## BEGIN TASK INPUTS
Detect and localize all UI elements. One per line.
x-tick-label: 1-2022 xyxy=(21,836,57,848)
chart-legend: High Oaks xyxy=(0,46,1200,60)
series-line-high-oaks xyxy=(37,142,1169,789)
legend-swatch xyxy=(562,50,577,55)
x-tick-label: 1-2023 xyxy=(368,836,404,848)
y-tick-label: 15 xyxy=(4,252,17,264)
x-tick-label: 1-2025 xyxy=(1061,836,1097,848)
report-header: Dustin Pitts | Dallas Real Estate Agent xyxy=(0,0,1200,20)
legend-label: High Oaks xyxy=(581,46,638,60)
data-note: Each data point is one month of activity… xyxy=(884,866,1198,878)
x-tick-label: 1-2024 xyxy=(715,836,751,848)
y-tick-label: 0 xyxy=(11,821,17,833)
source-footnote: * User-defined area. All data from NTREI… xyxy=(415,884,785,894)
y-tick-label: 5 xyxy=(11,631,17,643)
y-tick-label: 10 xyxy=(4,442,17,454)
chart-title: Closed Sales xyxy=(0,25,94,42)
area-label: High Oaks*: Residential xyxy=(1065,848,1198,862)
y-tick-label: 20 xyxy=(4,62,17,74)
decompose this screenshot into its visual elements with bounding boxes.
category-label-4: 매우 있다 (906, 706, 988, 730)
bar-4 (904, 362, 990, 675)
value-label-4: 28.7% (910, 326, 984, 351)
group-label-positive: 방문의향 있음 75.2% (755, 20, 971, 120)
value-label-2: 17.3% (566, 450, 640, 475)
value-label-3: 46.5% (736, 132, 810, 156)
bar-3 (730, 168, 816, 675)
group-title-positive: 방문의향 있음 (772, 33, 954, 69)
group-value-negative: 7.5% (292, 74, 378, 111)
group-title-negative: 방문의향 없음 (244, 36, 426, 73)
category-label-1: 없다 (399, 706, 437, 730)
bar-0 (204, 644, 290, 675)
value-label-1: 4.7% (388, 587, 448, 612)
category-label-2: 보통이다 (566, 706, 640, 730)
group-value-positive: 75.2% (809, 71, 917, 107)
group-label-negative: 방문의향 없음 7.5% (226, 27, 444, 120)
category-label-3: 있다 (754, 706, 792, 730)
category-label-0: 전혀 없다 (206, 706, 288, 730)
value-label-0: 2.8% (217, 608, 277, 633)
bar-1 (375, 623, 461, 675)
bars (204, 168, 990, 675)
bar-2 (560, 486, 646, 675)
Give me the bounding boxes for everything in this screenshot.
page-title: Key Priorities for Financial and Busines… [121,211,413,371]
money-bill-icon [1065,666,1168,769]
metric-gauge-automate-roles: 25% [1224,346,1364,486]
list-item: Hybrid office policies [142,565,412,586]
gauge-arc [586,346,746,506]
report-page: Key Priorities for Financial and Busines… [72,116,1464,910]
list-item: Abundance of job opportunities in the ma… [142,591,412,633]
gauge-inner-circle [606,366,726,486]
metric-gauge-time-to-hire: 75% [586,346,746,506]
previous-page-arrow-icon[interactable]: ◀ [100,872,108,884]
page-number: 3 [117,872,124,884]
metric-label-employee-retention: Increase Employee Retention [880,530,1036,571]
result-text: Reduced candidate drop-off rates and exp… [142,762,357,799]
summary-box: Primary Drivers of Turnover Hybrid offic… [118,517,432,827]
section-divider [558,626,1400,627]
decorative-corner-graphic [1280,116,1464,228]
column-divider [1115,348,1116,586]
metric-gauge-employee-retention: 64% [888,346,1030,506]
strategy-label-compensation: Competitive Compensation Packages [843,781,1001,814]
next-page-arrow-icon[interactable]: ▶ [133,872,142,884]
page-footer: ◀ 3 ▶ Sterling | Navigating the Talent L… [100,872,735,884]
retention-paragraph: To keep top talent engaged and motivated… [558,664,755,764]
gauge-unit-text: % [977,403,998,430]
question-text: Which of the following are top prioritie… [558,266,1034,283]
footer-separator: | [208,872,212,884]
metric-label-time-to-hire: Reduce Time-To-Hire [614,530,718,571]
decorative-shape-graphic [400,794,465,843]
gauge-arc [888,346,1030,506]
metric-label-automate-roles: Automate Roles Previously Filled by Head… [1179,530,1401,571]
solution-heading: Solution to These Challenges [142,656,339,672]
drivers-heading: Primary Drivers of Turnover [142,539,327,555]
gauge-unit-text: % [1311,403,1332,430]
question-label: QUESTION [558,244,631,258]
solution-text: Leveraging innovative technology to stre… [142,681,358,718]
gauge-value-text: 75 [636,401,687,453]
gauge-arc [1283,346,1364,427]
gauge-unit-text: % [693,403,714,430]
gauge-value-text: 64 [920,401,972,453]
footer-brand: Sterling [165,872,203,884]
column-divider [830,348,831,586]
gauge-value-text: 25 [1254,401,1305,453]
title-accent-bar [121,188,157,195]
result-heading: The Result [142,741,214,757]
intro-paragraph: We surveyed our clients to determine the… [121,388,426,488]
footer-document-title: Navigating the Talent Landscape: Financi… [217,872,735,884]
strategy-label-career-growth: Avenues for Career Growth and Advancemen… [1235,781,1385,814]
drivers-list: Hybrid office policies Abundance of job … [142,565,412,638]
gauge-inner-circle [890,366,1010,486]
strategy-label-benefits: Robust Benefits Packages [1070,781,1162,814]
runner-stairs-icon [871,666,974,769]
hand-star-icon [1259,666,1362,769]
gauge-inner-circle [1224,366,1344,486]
## END TASK INPUTS
| THE PROBLEM |
Copy every line above exactly, from first to last.

| REPLY |
Detect and localize all UI elements. One per line.
x-tick-label: 1-2022 xyxy=(21,836,57,848)
chart-legend: High Oaks xyxy=(0,46,1200,60)
series-line-high-oaks xyxy=(37,142,1169,789)
legend-swatch xyxy=(562,50,577,55)
x-tick-label: 1-2023 xyxy=(368,836,404,848)
y-tick-label: 15 xyxy=(4,252,17,264)
x-tick-label: 1-2025 xyxy=(1061,836,1097,848)
report-header: Dustin Pitts | Dallas Real Estate Agent xyxy=(0,0,1200,20)
legend-label: High Oaks xyxy=(581,46,638,60)
data-note: Each data point is one month of activity… xyxy=(884,866,1198,878)
x-tick-label: 1-2024 xyxy=(715,836,751,848)
y-tick-label: 0 xyxy=(11,821,17,833)
source-footnote: * User-defined area. All data from NTREI… xyxy=(415,884,785,894)
y-tick-label: 5 xyxy=(11,631,17,643)
y-tick-label: 10 xyxy=(4,442,17,454)
chart-title: Closed Sales xyxy=(0,25,94,42)
area-label: High Oaks*: Residential xyxy=(1065,848,1198,862)
y-tick-label: 20 xyxy=(4,62,17,74)
decompose this screenshot into its visual elements with bounding boxes.
category-label-4: 매우 있다 (906, 706, 988, 730)
bar-4 (904, 362, 990, 675)
value-label-4: 28.7% (910, 326, 984, 351)
group-label-positive: 방문의향 있음 75.2% (755, 20, 971, 120)
value-label-2: 17.3% (566, 450, 640, 475)
value-label-3: 46.5% (736, 132, 810, 156)
bar-3 (730, 168, 816, 675)
group-title-positive: 방문의향 있음 (772, 33, 954, 69)
group-value-negative: 7.5% (292, 74, 378, 111)
group-title-negative: 방문의향 없음 (244, 36, 426, 73)
category-label-1: 없다 (399, 706, 437, 730)
bar-0 (204, 644, 290, 675)
value-label-1: 4.7% (388, 587, 448, 612)
category-label-2: 보통이다 (566, 706, 640, 730)
group-value-positive: 75.2% (809, 71, 917, 107)
group-label-negative: 방문의향 없음 7.5% (226, 27, 444, 120)
category-label-3: 있다 (754, 706, 792, 730)
category-label-0: 전혀 없다 (206, 706, 288, 730)
value-label-0: 2.8% (217, 608, 277, 633)
bar-1 (375, 623, 461, 675)
bars (204, 168, 990, 675)
bar-2 (560, 486, 646, 675)
Give me the bounding boxes for everything in this screenshot.
page-title: Key Priorities for Financial and Busines… [121,211,413,371]
money-bill-icon [1065,666,1168,769]
metric-gauge-automate-roles: 25% [1224,346,1364,486]
list-item: Hybrid office policies [142,565,412,586]
gauge-arc [586,346,746,506]
report-page: Key Priorities for Financial and Busines… [72,116,1464,910]
list-item: Abundance of job opportunities in the ma… [142,591,412,633]
gauge-inner-circle [606,366,726,486]
metric-gauge-time-to-hire: 75% [586,346,746,506]
previous-page-arrow-icon[interactable]: ◀ [100,872,108,884]
page-number: 3 [117,872,124,884]
metric-label-employee-retention: Increase Employee Retention [880,530,1036,571]
result-text: Reduced candidate drop-off rates and exp… [142,762,357,799]
summary-box: Primary Drivers of Turnover Hybrid offic… [118,517,432,827]
section-divider [558,626,1400,627]
decorative-corner-graphic [1280,116,1464,228]
column-divider [1115,348,1116,586]
metric-gauge-employee-retention: 64% [888,346,1030,506]
strategy-label-compensation: Competitive Compensation Packages [843,781,1001,814]
next-page-arrow-icon[interactable]: ▶ [133,872,142,884]
page-footer: ◀ 3 ▶ Sterling | Navigating the Talent L… [100,872,735,884]
retention-paragraph: To keep top talent engaged and motivated… [558,664,755,764]
gauge-unit-text: % [977,403,998,430]
question-text: Which of the following are top prioritie… [558,266,1034,283]
footer-separator: | [208,872,212,884]
metric-label-time-to-hire: Reduce Time-To-Hire [614,530,718,571]
decorative-shape-graphic [400,794,465,843]
gauge-arc [888,346,1030,506]
metric-label-automate-roles: Automate Roles Previously Filled by Head… [1179,530,1401,571]
solution-heading: Solution to These Challenges [142,656,339,672]
drivers-heading: Primary Drivers of Turnover [142,539,327,555]
gauge-unit-text: % [1311,403,1332,430]
question-label: QUESTION [558,244,631,258]
solution-text: Leveraging innovative technology to stre… [142,681,358,718]
gauge-value-text: 75 [636,401,687,453]
gauge-arc [1283,346,1364,427]
gauge-unit-text: % [693,403,714,430]
gauge-value-text: 64 [920,401,972,453]
footer-brand: Sterling [165,872,203,884]
column-divider [830,348,831,586]
gauge-value-text: 25 [1254,401,1305,453]
title-accent-bar [121,188,157,195]
result-heading: The Result [142,741,214,757]
intro-paragraph: We surveyed our clients to determine the… [121,388,426,488]
footer-document-title: Navigating the Talent Landscape: Financi… [217,872,735,884]
strategy-label-career-growth: Avenues for Career Growth and Advancemen… [1235,781,1385,814]
drivers-list: Hybrid office policies Abundance of job … [142,565,412,638]
gauge-inner-circle [890,366,1010,486]
strategy-label-benefits: Robust Benefits Packages [1070,781,1162,814]
runner-stairs-icon [871,666,974,769]
hand-star-icon [1259,666,1362,769]
gauge-inner-circle [1224,366,1344,486]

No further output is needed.